» **To do**: Identify the lines that contain the word "Information" and copy each one.

Saved entries
______________________________
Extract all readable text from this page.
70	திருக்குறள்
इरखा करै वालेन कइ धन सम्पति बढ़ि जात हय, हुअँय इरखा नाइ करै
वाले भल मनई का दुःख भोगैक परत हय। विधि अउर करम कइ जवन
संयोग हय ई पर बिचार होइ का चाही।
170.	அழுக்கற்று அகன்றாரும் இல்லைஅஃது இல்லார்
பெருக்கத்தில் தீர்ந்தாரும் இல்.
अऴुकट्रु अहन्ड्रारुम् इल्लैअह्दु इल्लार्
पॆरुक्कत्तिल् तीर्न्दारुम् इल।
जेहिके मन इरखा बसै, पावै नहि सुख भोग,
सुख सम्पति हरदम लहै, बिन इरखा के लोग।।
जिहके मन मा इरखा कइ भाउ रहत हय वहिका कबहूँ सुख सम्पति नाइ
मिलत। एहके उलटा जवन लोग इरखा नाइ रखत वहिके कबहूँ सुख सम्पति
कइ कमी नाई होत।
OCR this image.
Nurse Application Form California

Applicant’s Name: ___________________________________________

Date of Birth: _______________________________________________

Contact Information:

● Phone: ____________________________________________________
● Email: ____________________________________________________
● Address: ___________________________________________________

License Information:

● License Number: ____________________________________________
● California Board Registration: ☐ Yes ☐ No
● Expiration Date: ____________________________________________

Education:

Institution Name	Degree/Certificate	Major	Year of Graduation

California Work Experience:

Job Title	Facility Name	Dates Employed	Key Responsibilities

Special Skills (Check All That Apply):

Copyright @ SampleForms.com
______________________________
» **Solution to the problem**:
Contact Information:
License Information:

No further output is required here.